Request:
Work out how many lines in the listing below include the word "Organization"; answer with the number alone.

-- Begin Information provided --

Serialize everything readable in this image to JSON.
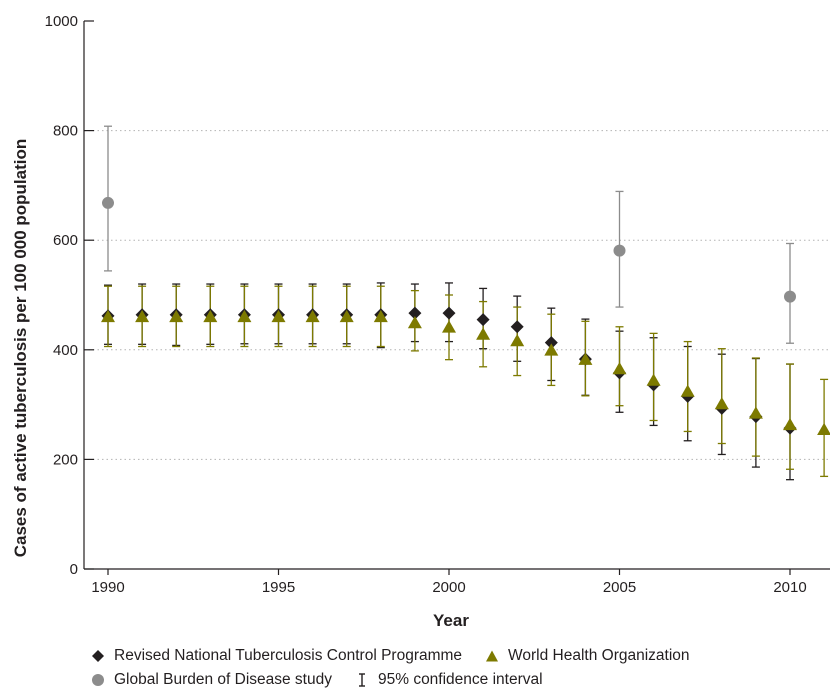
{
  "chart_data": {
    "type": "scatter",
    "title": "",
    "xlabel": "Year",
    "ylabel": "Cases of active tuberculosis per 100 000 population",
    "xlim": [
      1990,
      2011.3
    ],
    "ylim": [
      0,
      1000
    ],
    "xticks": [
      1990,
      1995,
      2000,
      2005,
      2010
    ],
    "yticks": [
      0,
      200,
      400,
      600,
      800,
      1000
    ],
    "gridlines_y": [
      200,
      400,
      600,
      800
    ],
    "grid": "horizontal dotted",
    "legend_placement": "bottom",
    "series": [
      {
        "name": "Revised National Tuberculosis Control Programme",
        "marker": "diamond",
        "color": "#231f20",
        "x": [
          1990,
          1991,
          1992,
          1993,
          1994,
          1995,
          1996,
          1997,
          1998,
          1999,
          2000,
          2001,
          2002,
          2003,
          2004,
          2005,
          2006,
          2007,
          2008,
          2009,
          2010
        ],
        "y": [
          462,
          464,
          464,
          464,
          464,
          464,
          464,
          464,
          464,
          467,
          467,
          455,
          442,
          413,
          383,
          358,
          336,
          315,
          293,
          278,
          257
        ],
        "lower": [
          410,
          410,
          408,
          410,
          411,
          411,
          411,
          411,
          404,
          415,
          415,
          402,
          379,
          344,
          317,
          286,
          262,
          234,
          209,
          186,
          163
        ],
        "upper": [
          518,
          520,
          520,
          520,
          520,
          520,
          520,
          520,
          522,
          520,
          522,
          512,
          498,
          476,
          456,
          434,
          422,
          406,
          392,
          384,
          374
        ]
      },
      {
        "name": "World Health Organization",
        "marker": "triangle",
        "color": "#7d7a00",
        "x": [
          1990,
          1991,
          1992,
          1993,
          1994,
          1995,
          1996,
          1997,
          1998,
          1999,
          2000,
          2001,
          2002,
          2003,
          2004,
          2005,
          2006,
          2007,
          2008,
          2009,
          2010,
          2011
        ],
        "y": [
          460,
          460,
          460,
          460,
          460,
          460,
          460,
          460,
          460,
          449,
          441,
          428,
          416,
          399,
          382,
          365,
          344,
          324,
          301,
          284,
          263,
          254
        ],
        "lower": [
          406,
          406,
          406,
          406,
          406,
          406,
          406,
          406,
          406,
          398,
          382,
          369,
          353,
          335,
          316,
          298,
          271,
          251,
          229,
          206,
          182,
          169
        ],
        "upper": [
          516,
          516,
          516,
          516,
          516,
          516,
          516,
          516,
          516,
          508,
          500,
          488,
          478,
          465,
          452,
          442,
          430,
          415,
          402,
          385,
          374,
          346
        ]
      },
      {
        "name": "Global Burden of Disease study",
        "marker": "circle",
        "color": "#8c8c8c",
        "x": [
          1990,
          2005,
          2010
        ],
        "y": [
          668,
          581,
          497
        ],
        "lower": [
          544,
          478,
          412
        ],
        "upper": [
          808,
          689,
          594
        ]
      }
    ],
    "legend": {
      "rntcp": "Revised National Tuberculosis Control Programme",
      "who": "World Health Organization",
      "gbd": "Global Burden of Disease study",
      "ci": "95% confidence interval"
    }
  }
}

-- End Information provided --

Problem solution:
2